EXCERPTED PASSAGE >>

A Systematic Analysis of Drosophila Regulatory Peptide Expression in Enteroendocrine Cells

• Published in: Molecules and cells Vol. 39; no. 4; pp. 358 - 366
• Main Authors: Chen, Ji, Kim, Seol-Min, Kwon, Jae Young
• Format: Journal Article
• Language: English
• Published: United States Korean Society for Molecular and Cellular Biology 01.04.2016; 한국분자세포생물학회
• Subjects: Animals; Cell Differentiation; Drosophila melanogaster - cytology; Drosophila melanogaster - genetics; Drosophila melanogaster - metabolism; Drosophila Proteins - genetics; Drosophila Proteins - metabolism; Enteroendocrine Cells - metabolism; Gene Expression; Gene Expression Regulation; Organ Specificity; Peptide Hormones - genetics; Peptide Hormones - metabolism; 생물학; enteroendocrine cells; Drosophila melanogaster; regulatory peptides
• ISSN: 1016-8478; 0219-1032
• DOI: 10.14348/molcells.2016.0014

The digestive system is gaining interest as a major regulator of various functions including immune defense, nutrient accumulation, and regulation of feeding behavior, aside from its conventional function as a digestive organ. The Drosophila midgut epithelium is completely renewed every 1-2 weeks due to differentiation of pluripotent intestinal stem cells in the midgut. Intestinal stem cells constantly divide and differentiate into enterocytes that secrete digestive enzymes and absorb nutrients, or enteroendocrine cells that secrete regulatory peptides. Regulatory peptides have important roles in development and metabolism, but study has mainly focused on expression and functions in the nervous system, and not much is known about the roles in endocrine functions of enteroendocrine cells. We systemically examined the expression of 45 regulatory peptide genes in the Drosophila midgut, and verified that at least 10 genes are expressed in the midgut enteroendocrine cells through RT-PCR, in situ hybridization, antisera, and 25 regulatory peptide-GAL transgenes. The Drosophila midgut is highly compartmentalized, and individual peptides in enteroendocrine cells were observed to express in specific regions of the midgut. We also confirmed that some peptides expressed in the same region of the midgut are expressed in mutually exclusive enteroendocrine cells. These results indicate that the midgut enteroendocrine cells are functionally differentiated into different subgroups. Through this study, we have established a basis to study regulatory peptide functions in enteroendocrine cells as well as the complex organization of enteroendocrine cells in the Drosophila midgut.

AIM OF THE EXERCISE >>
Please answer these questions about the article page, one a line:
1. How often is the Drosophila midgut epithelium completely renewed?
2. How many regulatory peptide genes did the authors examine in the midgut?
3. What DOI is given for the article?
Answer using only the article page.

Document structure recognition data
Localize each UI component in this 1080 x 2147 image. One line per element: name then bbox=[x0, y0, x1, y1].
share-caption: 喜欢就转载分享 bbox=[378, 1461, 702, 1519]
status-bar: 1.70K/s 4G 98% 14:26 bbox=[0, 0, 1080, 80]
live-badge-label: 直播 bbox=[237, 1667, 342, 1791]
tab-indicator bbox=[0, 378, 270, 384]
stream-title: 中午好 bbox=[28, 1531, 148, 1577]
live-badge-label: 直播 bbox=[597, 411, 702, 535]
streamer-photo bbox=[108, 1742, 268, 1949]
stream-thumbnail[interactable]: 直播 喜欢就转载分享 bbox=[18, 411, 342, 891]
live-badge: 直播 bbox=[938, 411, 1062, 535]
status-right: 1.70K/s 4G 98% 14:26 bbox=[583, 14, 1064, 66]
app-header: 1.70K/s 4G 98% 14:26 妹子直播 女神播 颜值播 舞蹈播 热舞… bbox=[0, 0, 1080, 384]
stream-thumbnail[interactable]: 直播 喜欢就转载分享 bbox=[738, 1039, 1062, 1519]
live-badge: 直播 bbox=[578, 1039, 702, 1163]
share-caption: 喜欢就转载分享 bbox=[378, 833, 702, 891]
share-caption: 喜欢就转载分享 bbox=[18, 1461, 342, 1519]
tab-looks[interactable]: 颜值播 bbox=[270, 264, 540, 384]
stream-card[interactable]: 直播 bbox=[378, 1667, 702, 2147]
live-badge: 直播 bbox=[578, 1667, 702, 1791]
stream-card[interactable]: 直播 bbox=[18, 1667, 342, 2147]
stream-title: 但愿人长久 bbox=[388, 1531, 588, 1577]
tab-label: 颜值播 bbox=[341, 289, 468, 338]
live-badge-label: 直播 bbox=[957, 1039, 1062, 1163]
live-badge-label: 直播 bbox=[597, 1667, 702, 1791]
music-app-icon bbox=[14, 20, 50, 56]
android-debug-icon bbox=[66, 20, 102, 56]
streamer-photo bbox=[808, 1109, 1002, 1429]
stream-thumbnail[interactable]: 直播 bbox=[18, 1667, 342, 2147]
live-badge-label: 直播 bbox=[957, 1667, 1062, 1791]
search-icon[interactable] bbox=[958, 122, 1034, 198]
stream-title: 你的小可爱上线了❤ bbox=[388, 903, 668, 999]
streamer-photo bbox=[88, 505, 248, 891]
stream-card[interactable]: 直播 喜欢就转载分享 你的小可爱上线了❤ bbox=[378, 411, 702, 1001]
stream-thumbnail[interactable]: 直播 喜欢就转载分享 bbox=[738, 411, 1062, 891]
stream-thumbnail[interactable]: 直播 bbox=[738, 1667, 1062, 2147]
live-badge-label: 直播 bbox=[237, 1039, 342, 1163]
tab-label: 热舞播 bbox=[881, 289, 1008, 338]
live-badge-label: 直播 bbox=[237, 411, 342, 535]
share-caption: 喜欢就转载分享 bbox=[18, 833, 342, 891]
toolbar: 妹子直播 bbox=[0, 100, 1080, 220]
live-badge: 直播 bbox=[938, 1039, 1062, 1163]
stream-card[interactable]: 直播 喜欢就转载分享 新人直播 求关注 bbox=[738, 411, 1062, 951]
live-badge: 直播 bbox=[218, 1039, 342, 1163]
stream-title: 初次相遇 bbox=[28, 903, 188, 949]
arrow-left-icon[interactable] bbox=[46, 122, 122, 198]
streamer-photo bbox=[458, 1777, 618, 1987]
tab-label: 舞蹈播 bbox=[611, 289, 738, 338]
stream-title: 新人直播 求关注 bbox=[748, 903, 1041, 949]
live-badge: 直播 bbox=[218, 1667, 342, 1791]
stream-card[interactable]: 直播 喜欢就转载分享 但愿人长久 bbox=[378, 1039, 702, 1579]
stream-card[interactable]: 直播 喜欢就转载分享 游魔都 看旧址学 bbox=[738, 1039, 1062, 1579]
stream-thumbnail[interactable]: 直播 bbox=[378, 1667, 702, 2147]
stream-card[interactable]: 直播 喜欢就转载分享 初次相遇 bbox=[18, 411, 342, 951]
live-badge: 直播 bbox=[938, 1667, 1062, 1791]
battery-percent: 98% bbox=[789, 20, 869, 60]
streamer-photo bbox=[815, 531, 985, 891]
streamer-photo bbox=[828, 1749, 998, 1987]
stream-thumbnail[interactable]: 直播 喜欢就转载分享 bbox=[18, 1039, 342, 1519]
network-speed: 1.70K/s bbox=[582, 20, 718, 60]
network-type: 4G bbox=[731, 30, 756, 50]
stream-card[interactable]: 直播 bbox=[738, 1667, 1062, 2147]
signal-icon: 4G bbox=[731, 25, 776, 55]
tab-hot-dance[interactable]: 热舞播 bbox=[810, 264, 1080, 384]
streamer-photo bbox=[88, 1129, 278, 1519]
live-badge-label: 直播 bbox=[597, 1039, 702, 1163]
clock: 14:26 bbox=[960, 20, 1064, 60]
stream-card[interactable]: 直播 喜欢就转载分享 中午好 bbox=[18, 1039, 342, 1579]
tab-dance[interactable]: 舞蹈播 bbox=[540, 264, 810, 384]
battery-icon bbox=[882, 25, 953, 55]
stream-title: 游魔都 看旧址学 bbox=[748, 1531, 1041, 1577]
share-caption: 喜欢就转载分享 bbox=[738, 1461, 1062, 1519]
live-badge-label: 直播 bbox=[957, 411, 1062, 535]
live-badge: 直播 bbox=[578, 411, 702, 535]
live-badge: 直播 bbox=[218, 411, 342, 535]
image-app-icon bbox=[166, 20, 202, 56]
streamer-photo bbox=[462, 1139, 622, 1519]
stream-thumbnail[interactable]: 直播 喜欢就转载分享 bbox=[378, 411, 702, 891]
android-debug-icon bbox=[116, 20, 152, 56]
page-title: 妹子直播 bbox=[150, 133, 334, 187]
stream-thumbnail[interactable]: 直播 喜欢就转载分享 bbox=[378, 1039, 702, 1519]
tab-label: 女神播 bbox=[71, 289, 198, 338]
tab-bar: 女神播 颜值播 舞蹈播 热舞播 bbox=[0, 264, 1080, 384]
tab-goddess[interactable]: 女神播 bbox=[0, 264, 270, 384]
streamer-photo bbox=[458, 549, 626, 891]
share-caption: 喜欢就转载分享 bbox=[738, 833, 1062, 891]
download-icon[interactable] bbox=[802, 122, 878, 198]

ANSWER SPACE >>
1. Every 1-2 weeks
2. 45
3. 10.14348/molcells.2016.0014